▶ [YOUR GOAL]: Find the lines of data that contain the string "литературу", then list them.

▶ [RECORDS FOR THIS EXERCISE]:
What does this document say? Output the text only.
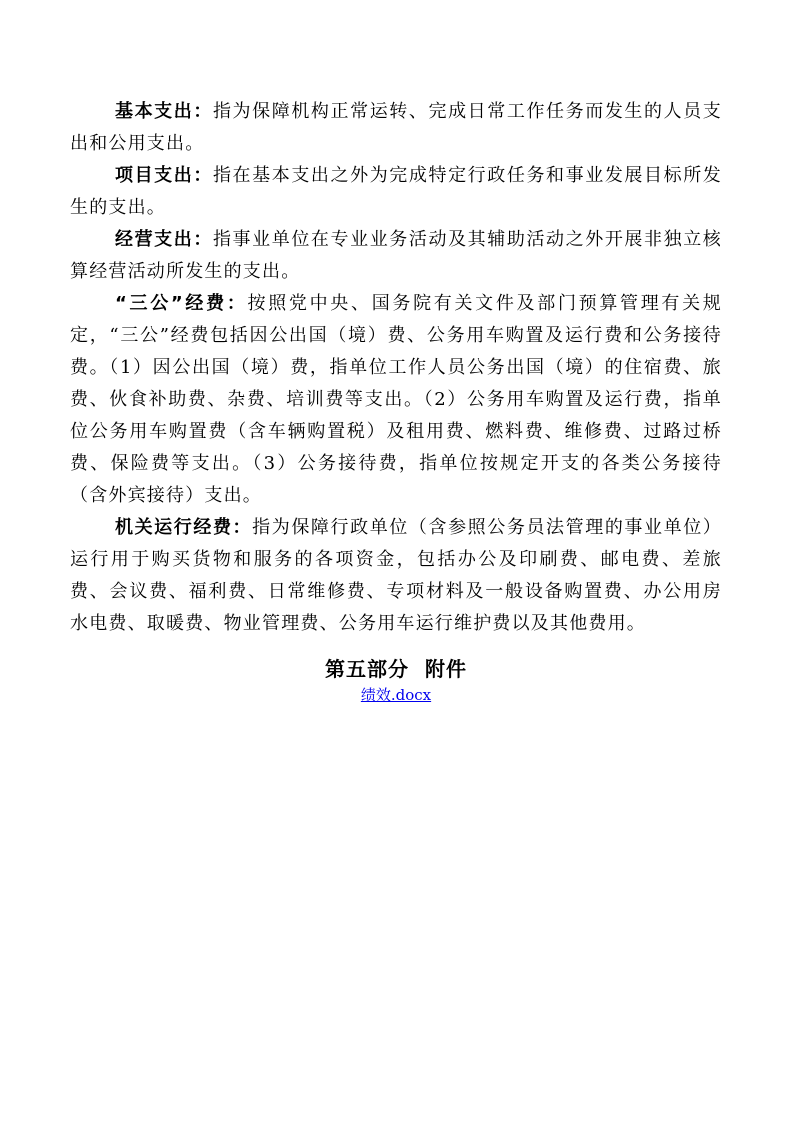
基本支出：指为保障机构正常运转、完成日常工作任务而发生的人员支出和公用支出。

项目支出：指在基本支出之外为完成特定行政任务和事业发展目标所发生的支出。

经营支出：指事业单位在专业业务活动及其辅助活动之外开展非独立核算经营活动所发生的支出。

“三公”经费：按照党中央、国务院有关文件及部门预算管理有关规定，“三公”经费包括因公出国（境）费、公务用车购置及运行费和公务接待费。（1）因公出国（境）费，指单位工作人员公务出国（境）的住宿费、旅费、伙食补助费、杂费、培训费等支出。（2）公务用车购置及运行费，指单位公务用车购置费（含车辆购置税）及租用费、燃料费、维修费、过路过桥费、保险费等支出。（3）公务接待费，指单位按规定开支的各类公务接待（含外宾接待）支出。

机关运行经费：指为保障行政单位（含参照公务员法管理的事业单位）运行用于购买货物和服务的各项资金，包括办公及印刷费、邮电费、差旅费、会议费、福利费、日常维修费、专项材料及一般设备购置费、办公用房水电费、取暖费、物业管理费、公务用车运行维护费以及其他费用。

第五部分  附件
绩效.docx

* * *

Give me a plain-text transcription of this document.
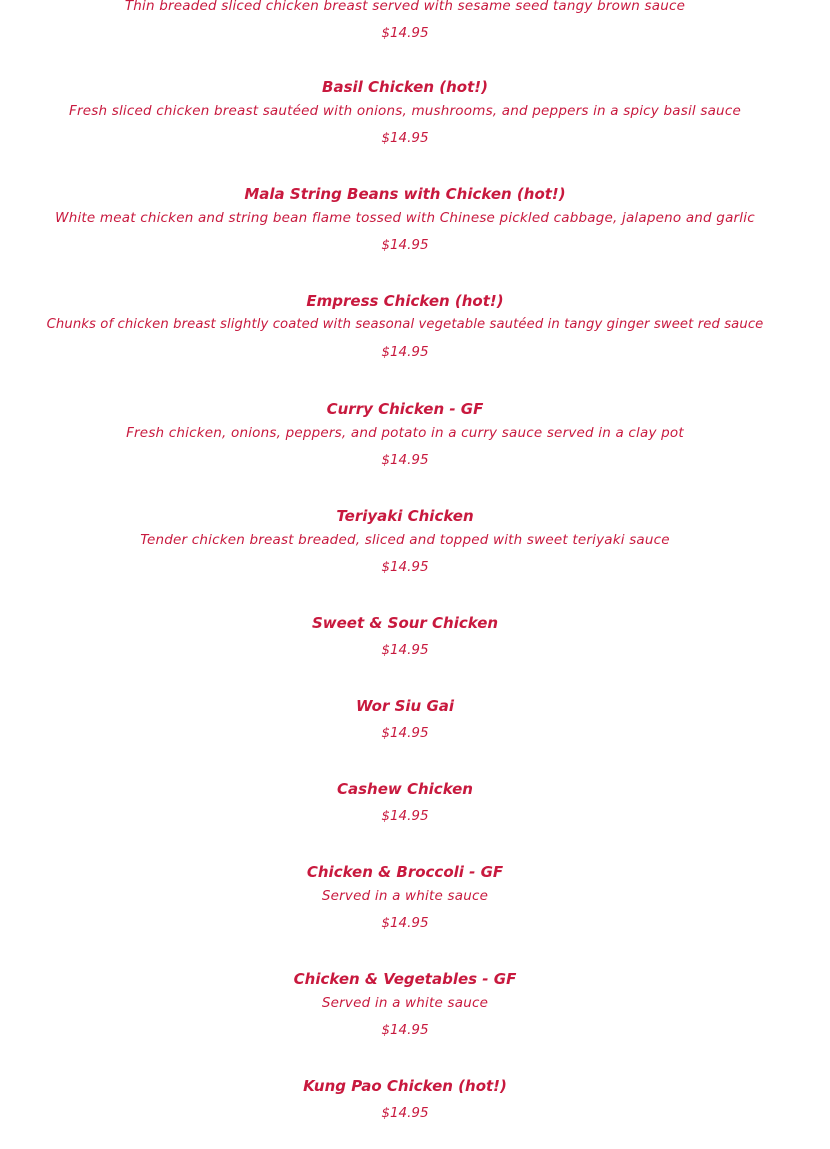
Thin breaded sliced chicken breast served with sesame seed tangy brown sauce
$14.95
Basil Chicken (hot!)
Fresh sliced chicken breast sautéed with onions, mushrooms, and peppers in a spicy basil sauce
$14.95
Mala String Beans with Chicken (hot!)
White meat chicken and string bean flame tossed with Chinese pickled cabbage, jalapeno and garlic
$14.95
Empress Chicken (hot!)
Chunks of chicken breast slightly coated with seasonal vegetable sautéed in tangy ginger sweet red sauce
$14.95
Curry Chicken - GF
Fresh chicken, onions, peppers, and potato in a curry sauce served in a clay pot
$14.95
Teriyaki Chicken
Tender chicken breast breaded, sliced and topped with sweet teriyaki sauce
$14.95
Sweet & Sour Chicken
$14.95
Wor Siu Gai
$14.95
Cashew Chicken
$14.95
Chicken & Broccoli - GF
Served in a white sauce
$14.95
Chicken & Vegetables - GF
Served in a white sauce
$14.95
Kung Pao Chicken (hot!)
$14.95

* * *

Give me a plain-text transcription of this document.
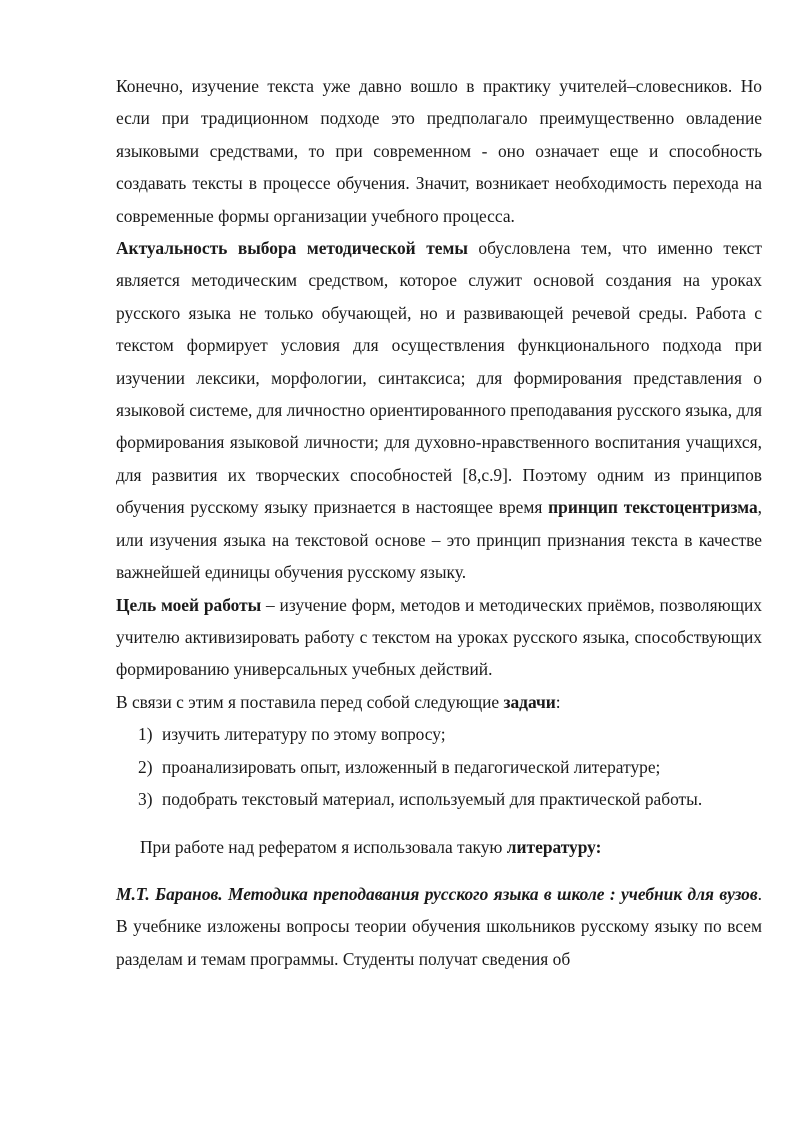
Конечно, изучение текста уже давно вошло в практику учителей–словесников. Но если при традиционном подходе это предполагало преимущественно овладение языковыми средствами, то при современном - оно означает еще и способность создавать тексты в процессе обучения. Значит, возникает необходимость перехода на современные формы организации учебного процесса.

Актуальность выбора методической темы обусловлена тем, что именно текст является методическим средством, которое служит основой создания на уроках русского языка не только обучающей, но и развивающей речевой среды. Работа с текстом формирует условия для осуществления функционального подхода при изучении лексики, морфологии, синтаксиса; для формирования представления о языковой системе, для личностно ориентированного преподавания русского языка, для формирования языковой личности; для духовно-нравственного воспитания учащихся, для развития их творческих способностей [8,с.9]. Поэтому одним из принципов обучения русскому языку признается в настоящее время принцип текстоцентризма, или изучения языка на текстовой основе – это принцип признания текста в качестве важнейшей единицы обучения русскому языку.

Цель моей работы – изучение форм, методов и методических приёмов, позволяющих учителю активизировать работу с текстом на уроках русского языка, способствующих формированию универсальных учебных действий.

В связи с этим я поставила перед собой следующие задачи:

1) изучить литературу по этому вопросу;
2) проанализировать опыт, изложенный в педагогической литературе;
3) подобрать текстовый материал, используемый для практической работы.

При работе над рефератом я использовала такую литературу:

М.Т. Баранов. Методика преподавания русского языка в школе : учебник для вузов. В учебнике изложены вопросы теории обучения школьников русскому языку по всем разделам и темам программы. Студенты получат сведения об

▶ [RIGHT ANSWER]:
1) изучить литературу по этому вопросу;
При работе над рефератом я использовала такую литературу:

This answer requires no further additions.